Repeat the full listing, word for word.
[START OF LISTED RECORDS]
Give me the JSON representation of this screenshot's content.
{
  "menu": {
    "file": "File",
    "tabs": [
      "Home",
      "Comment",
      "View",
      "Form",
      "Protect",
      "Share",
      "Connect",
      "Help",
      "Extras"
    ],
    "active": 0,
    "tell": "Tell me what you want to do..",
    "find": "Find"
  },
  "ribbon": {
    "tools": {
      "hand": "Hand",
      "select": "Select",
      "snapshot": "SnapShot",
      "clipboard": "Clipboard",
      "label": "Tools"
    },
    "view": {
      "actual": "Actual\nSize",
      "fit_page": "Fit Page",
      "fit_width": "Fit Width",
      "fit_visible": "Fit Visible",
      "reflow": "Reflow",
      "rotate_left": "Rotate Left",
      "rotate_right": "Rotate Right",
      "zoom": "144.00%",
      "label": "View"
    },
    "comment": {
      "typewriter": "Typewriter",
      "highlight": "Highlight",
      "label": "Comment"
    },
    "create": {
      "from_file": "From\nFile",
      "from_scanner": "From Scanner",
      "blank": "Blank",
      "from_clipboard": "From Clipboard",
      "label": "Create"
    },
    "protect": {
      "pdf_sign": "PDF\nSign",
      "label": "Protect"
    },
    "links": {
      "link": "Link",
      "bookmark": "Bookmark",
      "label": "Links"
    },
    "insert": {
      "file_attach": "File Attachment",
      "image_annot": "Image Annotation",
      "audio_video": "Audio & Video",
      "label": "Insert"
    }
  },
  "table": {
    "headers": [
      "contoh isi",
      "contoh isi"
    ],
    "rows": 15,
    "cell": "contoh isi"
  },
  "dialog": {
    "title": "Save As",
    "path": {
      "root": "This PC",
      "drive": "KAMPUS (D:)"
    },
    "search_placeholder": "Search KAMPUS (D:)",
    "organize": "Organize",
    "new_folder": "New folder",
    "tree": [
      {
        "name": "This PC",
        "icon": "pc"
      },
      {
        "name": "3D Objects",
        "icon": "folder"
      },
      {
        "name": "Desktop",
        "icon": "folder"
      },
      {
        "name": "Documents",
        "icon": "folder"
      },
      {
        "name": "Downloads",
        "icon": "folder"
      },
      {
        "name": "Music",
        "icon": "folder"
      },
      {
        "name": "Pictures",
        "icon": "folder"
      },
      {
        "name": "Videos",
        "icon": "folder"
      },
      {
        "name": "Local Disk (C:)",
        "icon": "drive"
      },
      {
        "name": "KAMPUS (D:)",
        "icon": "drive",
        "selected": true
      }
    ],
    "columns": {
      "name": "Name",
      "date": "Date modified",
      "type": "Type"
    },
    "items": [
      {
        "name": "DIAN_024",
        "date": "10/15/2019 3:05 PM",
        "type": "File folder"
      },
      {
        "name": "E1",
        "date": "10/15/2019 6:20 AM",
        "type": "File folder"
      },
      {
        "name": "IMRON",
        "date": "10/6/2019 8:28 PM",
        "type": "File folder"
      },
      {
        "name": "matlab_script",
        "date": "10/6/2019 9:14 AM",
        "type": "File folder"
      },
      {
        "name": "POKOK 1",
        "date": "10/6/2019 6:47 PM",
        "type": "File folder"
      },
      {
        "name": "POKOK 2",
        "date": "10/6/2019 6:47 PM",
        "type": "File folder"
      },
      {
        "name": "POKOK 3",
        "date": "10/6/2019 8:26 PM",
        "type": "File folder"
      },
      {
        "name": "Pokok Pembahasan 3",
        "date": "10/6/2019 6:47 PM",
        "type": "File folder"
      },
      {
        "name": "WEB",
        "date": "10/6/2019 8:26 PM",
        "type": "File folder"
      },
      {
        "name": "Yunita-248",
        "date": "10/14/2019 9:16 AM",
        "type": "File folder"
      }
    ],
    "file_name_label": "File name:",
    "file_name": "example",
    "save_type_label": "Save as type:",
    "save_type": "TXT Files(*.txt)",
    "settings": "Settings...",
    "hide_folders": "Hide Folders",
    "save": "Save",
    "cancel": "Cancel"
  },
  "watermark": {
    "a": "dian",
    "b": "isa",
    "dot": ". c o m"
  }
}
[END OF LISTED RECORDS]
- **FINISHED ANSWER**
Give me the JSON representation of this screenshot's content.
{
  "menu": {
    "file": "File",
    "tabs": [
      "Home",
      "Comment",
      "View",
      "Form",
      "Protect",
      "Share",
      "Connect",
      "Help",
      "Extras"
    ],
    "active": 0,
    "tell": "Tell me what you want to do..",
    "find": "Find"
  },
  "ribbon": {
    "tools": {
      "hand": "Hand",
      "select": "Select",
      "snapshot": "SnapShot",
      "clipboard": "Clipboard",
      "label": "Tools"
    },
    "view": {
      "actual": "Actual\nSize",
      "fit_page": "Fit Page",
      "fit_width": "Fit Width",
      "fit_visible": "Fit Visible",
      "reflow": "Reflow",
      "rotate_left": "Rotate Left",
      "rotate_right": "Rotate Right",
      "zoom": "144.00%",
      "label": "View"
    },
    "comment": {
      "typewriter": "Typewriter",
      "highlight": "Highlight",
      "label": "Comment"
    },
    "create": {
      "from_file": "From\nFile",
      "from_scanner": "From Scanner",
      "blank": "Blank",
      "from_clipboard": "From Clipboard",
      "label": "Create"
    },
    "protect": {
      "pdf_sign": "PDF\nSign",
      "label": "Protect"
    },
    "links": {
      "link": "Link",
      "bookmark": "Bookmark",
      "label": "Links"
    },
    "insert": {
      "file_attach": "File Attachment",
      "image_annot": "Image Annotation",
      "audio_video": "Audio & Video",
      "label": "Insert"
    }
  },
  "table": {
    "headers": [
      "contoh isi",
      "contoh isi"
    ],
    "rows": 15,
    "cell": "contoh isi"
  },
  "dialog": {
    "title": "Save As",
    "path": {
      "root": "This PC",
      "drive": "KAMPUS (D:)"
    },
    "search_placeholder": "Search KAMPUS (D:)",
    "organize": "Organize",
    "new_folder": "New folder",
    "tree": [
      {
        "name": "This PC",
        "icon": "pc"
      },
      {
        "name": "3D Objects",
        "icon": "folder"
      },
      {
        "name": "Desktop",
        "icon": "folder"
      },
      {
        "name": "Documents",
        "icon": "folder"
      },
      {
        "name": "Downloads",
        "icon": "folder"
      },
      {
        "name": "Music",
        "icon": "folder"
      },
      {
        "name": "Pictures",
        "icon": "folder"
      },
      {
        "name": "Videos",
        "icon": "folder"
      },
      {
        "name": "Local Disk (C:)",
        "icon": "drive"
      },
      {
        "name": "KAMPUS (D:)",
        "icon": "drive",
        "selected": true
      }
    ],
    "columns": {
      "name": "Name",
      "date": "Date modified",
      "type": "Type"
    },
    "items": [
      {
        "name": "DIAN_024",
        "date": "10/15/2019 3:05 PM",
        "type": "File folder"
      },
      {
        "name": "E1",
        "date": "10/15/2019 6:20 AM",
        "type": "File folder"
      },
      {
        "name": "IMRON",
        "date": "10/6/2019 8:28 PM",
        "type": "File folder"
      },
      {
        "name": "matlab_script",
        "date": "10/6/2019 9:14 AM",
        "type": "File folder"
      },
      {
        "name": "POKOK 1",
        "date": "10/6/2019 6:47 PM",
        "type": "File folder"
      },
      {
        "name": "POKOK 2",
        "date": "10/6/2019 6:47 PM",
        "type": "File folder"
      },
      {
        "name": "POKOK 3",
        "date": "10/6/2019 8:26 PM",
        "type": "File folder"
      },
      {
        "name": "Pokok Pembahasan 3",
        "date": "10/6/2019 6:47 PM",
        "type": "File folder"
      },
      {
        "name": "WEB",
        "date": "10/6/2019 8:26 PM",
        "type": "File folder"
      },
      {
        "name": "Yunita-248",
        "date": "10/14/2019 9:16 AM",
        "type": "File folder"
      }
    ],
    "file_name_label": "File name:",
    "file_name": "example",
    "save_type_label": "Save as type:",
    "save_type": "TXT Files(*.txt)",
    "settings": "Settings...",
    "hide_folders": "Hide Folders",
    "save": "Save",
    "cancel": "Cancel"
  },
  "watermark": {
    "a": "dian",
    "b": "isa",
    "dot": ". c o m"
  }
}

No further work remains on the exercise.